» **What to do**:
#1 Using the column about Vallejo and the Bear Flag Rebellion below, decide whether each statement agrees with it: (a) the outside crowd accepted the surrender once Ide read them the articles of capitulation; (b) Grigsby said he would resign and take his family across the Sierra Nevada; (c) Vallejo was badly worried about being sent to Sutter’s Fort. Answer yes or no for each, quoting the deciding words of the column.
#2 Answer these questions from the column about Vallejo and the Bear Flag Rebellion below:
(a) Whom did the outside crowd send in to find out what was happening?
(b) What did John Grigsby shout to the crowd from the door?
(c) What did the rebels cheer and shout that Ide was?

» **Quoted text**:
Vallejo, others taken prisoner by rebellions

Jerry Bowen

He is taken under guard to Sutter’s Fort

In my last column, members of the Bear Flag Rebellion had invaded Gen. Mariano Vallejo’s home June 14, 1846. In spite of the tense situation, Vallejo acted as a welcoming host to the changing leadership and assisted with the writing of the articles of capitulation. Many of the members of the rebellion were feeling the effects of the liquor they were consuming both inside and outside Vallejo’s home.

The outside crowd had become impatient with the amount of time the leaders were taking to settle up the “negotiations” and had sent in William Ide to find out what was happening and to report back.

Ide reported back to the rebels outside that articles of capitulation had been written and signed by Vallejo and the Bear Flag leaders. After reading the articles to the rebels they voiced their opposition to the surrender and demanded that the prisoners be taken to Sutter’s Fort.

Then, John Grigsby staggered to the door and shouted to the crowd, “What were Fremont’s orders on this?” No one seemed to know, but Ide retorted with “We have been treated with indignity by the Californians. We have been ordered out of the country, and we take all orders and grievances into our own hands,” Grigsby cried angrily, “I thought we had the United States behind us. I have been deceived. I will not go on; but I will resign and take my family across the Sierra Nevada.”

With all the confusion and obviously no established plan, the crowd began to break up into groups grumbling about what to do next.

Ide stepped forward and declared that they had begun the whole affair with honorable motives and that they must carry out the “plan.” The rebels gradually returned to some semblance of order and began to cheer and shout that Ide was their captain as one of the men went up to Ide and urged him to assume command.

The majority favored sending the prisoners to Sutter’s Fort, even though the assumed leadership wanted to stand by the agreement to let Vallejo and his relatives remain free on parole.

Vallejo was confident that the insurgents were acting under Fremont’s orders and had no reason to doubt that as soon as he met Fremont he and his companions would be released, so the prospect of being sent to Sutter’s Fort did not worry him much.

» **Data extract**:
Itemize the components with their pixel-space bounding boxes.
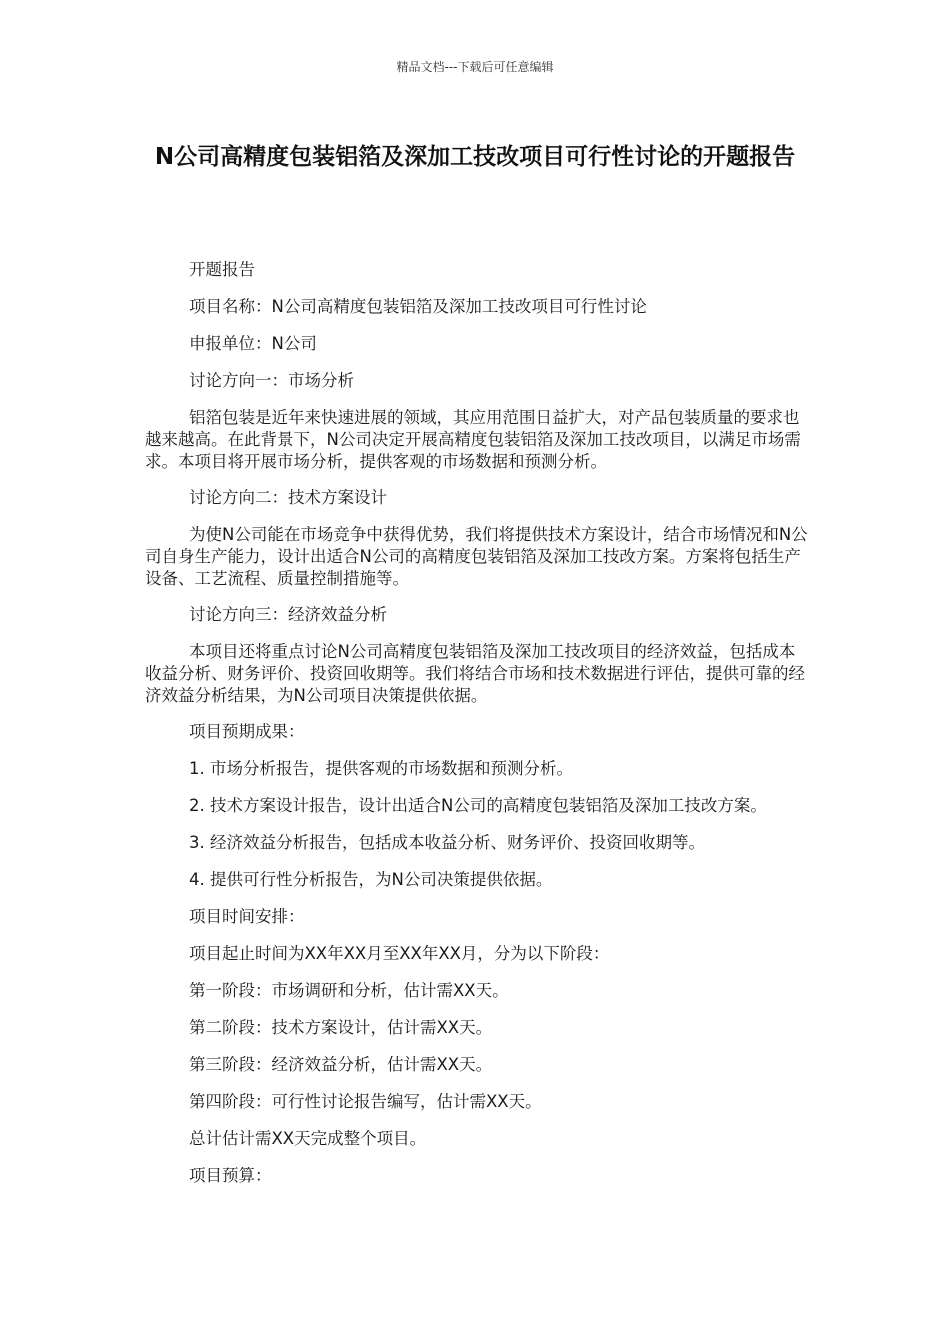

» **Worked answers**:
#1
(a) No: "they voiced their opposition to the surrender and demanded that the prisoners be taken to Sutter’s Fort."
(b) Yes: "I will resign and take my family across the Sierra Nevada."
(c) No: "the prospect of being sent to Sutter’s Fort did not worry him much."

#2
(a) William Ide
(b) "What were Fremont’s orders on this?"
(c) Their captain